> Stated goal
Return only the number of lines in the entries below that hold the word "اللجنة".

Entries taken from a collection:

________________________

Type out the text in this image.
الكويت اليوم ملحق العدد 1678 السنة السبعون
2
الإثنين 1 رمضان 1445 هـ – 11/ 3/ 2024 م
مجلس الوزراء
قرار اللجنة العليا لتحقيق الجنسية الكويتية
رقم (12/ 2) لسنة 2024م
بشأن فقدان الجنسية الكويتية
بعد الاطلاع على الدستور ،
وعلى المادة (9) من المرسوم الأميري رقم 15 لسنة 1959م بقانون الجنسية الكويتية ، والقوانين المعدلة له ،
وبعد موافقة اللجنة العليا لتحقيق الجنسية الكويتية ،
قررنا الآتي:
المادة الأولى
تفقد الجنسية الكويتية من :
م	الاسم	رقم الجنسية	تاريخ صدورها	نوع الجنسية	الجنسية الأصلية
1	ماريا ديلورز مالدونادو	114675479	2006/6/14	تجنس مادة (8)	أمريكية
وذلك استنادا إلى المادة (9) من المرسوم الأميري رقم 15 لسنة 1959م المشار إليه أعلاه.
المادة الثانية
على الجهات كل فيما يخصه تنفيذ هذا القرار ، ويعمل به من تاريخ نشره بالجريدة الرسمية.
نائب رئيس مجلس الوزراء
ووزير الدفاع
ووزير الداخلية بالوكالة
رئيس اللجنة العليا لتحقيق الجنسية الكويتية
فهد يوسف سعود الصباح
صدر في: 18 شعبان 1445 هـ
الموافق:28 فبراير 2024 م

________________________

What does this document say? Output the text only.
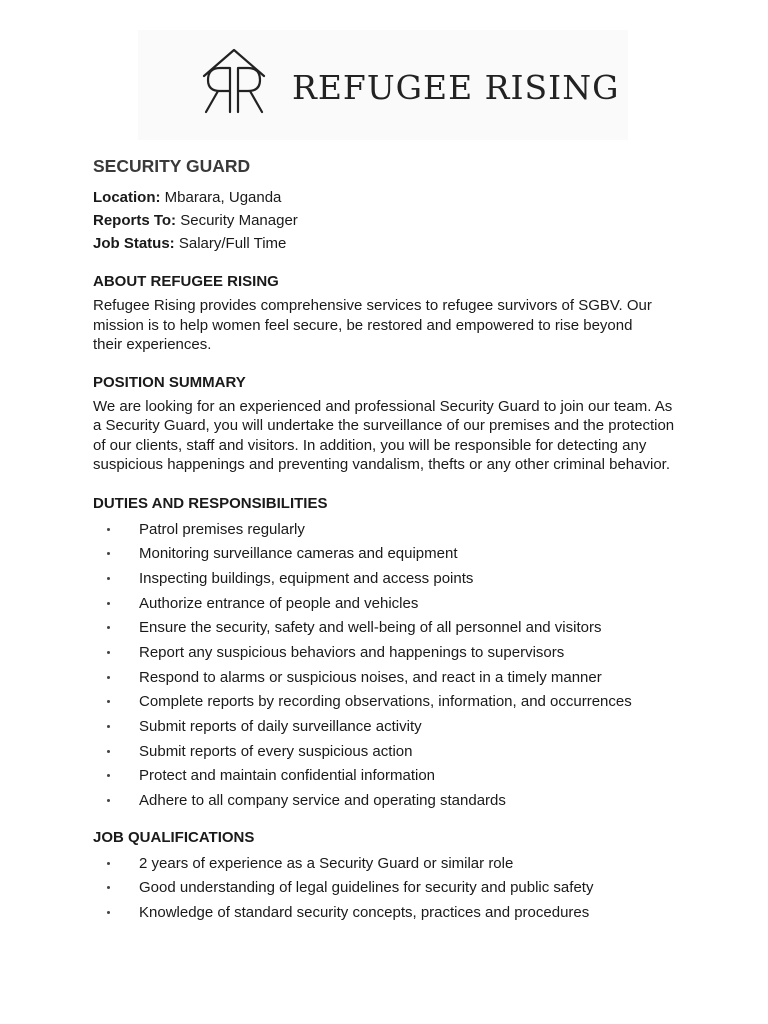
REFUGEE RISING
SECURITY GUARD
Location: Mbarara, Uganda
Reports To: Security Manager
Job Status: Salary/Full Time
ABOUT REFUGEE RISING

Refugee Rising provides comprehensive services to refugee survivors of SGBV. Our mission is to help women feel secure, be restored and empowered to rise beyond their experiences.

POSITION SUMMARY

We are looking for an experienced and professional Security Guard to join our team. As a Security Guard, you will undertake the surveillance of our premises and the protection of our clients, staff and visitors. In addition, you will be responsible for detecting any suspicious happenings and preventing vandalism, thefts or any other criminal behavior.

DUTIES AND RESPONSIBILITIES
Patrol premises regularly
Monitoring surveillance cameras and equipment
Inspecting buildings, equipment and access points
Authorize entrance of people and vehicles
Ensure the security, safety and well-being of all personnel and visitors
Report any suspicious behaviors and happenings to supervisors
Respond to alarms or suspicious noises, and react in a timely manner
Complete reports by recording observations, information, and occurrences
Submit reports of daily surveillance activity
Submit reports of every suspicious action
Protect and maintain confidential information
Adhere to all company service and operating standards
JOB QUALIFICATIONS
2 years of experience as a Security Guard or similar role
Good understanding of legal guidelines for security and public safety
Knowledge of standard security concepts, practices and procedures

________________________

> Exercise answer
3